[Set problem] Pick out every line with the word "octubre" and copy it.

───── The input ─────

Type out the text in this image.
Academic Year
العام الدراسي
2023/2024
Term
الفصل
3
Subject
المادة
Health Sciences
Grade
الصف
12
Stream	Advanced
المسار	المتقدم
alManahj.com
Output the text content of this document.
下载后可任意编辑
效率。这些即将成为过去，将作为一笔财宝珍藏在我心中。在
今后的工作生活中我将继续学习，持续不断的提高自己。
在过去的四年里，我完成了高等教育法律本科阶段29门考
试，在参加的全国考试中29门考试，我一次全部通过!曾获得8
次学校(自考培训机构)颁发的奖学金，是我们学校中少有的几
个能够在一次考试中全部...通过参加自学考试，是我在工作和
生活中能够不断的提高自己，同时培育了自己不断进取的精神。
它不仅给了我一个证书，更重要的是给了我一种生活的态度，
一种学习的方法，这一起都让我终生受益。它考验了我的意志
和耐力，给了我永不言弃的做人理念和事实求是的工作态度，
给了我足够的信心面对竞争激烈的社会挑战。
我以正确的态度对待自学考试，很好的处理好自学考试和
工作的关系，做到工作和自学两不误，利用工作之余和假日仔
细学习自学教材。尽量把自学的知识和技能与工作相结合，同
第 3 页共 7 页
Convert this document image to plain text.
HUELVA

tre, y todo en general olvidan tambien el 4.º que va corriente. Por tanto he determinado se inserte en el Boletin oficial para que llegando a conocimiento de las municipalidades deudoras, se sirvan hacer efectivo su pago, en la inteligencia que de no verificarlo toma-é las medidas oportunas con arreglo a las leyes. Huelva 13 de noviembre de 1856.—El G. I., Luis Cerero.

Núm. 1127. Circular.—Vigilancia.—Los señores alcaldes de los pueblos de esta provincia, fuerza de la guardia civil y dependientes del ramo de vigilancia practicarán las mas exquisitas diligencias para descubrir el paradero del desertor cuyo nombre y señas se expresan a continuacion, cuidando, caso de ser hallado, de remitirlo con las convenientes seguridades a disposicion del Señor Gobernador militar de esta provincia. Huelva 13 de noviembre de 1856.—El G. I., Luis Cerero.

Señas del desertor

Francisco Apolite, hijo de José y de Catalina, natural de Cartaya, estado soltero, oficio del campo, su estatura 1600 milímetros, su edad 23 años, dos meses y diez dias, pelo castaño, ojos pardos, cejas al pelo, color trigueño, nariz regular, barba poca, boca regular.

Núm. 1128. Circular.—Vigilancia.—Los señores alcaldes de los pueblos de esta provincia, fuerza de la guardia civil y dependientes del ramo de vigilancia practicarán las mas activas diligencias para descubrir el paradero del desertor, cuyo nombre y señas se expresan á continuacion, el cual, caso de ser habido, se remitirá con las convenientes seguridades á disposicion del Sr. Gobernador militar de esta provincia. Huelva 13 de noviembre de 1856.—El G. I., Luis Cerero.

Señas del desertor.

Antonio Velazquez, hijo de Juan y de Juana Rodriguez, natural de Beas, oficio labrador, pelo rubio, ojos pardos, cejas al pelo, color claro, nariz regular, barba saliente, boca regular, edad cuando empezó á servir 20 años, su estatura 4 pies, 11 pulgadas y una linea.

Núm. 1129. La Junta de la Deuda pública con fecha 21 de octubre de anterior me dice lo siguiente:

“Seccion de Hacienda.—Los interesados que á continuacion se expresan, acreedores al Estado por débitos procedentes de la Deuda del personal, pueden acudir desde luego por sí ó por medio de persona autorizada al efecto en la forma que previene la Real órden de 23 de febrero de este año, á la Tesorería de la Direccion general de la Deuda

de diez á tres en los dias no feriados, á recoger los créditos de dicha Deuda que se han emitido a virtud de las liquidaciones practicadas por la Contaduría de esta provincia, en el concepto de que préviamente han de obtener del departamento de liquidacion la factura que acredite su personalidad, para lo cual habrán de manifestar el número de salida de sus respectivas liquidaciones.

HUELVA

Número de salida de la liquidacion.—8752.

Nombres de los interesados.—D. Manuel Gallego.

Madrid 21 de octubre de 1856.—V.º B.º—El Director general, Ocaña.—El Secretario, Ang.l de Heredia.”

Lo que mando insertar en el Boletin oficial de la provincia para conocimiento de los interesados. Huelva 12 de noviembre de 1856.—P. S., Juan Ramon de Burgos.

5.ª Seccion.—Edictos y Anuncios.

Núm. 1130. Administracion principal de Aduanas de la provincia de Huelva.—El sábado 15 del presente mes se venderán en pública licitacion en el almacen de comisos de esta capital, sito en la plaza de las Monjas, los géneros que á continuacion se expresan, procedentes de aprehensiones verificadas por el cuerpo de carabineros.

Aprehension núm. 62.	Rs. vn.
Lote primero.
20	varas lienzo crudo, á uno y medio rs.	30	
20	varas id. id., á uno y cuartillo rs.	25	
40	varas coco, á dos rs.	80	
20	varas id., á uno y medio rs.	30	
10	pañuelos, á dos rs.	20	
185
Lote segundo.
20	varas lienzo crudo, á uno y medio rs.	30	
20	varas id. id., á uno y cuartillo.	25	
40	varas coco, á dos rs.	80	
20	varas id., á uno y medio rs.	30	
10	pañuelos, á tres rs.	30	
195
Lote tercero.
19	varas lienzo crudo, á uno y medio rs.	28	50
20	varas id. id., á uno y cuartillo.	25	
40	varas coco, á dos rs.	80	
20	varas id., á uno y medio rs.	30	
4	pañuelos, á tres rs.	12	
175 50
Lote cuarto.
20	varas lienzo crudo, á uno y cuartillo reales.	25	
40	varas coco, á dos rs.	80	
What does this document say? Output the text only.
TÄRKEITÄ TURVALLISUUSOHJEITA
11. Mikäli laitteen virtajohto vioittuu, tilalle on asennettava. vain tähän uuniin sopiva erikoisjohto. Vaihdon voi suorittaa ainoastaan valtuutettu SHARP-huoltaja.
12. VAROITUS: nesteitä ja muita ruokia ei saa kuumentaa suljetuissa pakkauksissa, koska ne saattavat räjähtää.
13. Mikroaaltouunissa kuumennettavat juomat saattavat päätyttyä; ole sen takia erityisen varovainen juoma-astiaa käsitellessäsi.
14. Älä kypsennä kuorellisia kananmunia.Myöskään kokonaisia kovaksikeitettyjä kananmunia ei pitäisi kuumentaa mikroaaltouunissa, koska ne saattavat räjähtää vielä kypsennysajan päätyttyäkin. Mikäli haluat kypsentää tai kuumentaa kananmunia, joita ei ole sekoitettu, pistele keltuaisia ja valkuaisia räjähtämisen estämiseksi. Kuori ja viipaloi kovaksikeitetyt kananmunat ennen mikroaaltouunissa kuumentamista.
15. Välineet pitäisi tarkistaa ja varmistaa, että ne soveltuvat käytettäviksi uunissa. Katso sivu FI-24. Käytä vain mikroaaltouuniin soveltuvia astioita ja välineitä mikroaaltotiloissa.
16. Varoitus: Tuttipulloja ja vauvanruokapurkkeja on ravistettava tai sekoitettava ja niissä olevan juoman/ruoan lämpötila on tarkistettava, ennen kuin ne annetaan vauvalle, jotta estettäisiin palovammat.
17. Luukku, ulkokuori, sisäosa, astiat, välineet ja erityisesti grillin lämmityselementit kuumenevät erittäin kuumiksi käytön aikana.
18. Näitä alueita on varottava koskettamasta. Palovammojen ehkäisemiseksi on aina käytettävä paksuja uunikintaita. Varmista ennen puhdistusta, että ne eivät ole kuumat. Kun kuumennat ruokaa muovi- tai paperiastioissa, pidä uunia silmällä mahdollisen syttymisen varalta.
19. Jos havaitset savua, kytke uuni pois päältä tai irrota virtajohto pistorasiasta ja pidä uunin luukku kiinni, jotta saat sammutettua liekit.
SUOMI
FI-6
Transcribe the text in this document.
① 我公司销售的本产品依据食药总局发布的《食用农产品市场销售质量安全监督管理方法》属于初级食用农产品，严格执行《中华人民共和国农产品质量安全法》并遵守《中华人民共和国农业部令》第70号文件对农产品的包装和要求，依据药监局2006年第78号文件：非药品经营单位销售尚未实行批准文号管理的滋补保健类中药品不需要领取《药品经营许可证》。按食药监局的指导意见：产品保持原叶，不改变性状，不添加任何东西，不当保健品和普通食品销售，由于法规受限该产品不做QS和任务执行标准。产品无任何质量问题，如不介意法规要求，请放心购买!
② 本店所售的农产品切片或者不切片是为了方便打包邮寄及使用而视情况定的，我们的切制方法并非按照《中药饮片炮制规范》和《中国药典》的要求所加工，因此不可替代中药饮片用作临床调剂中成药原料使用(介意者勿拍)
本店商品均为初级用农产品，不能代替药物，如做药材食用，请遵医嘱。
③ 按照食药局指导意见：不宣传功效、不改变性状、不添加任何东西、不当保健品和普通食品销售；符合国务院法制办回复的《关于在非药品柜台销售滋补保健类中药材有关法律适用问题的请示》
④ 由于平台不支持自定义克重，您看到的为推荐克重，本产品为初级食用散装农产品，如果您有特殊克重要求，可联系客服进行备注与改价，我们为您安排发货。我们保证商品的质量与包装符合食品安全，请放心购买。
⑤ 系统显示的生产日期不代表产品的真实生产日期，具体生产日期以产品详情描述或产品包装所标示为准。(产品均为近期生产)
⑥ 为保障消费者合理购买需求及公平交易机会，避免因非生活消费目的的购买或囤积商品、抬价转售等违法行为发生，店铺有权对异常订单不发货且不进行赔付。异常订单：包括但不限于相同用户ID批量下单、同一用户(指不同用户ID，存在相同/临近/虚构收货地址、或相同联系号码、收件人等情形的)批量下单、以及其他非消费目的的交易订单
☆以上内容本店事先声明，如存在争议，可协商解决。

─────

[Result of the exercise]
Núm. 1129. La Junta de la Deuda pública con fecha 21 de octubre de anterior me dice lo siguiente:
Madrid 21 de octubre de 1856.—V.º B.º—El Director general, Ocaña.—El Secretario, Ang.l de Heredia.”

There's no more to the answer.